### Work to complete
From the listing, collect all lines containing the word "name".

### Supplied information
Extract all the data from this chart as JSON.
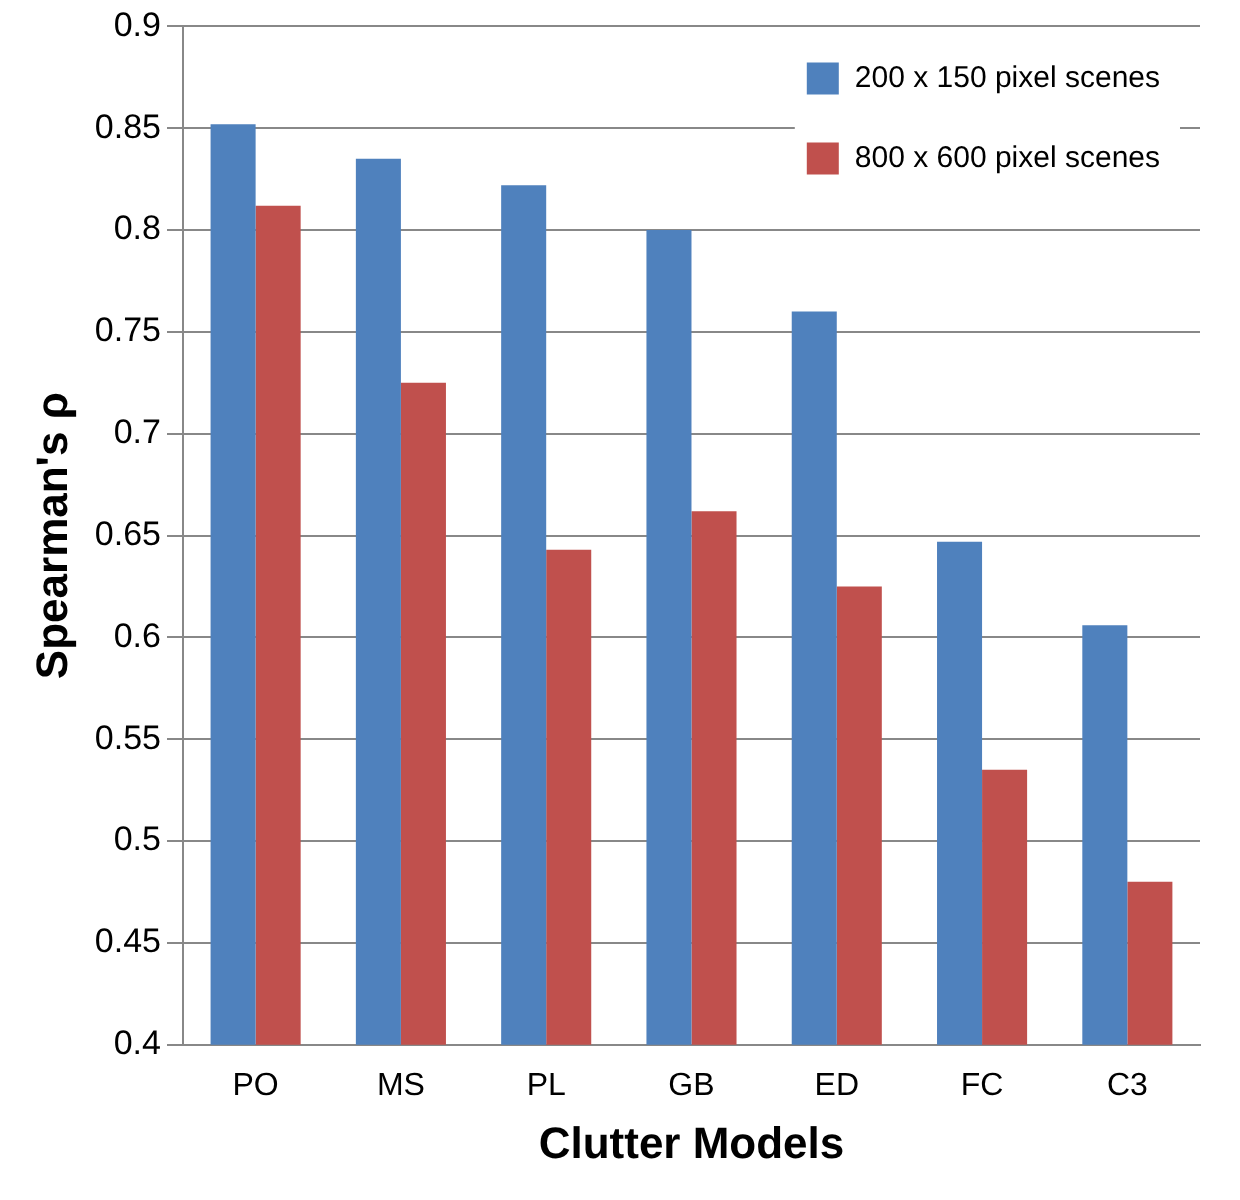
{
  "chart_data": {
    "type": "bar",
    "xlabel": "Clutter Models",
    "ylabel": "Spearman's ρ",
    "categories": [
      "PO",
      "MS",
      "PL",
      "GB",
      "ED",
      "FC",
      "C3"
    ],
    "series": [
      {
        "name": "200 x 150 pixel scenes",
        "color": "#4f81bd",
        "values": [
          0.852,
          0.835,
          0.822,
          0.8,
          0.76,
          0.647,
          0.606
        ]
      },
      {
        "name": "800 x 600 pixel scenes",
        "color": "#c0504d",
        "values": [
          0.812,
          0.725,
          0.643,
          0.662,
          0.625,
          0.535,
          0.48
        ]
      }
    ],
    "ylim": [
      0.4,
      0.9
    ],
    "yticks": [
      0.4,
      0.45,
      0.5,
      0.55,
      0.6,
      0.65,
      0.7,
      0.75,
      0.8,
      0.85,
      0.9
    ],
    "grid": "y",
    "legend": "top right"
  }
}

### Output below
        "name": "200 x 150 pixel scenes",
        "name": "800 x 600 pixel scenes",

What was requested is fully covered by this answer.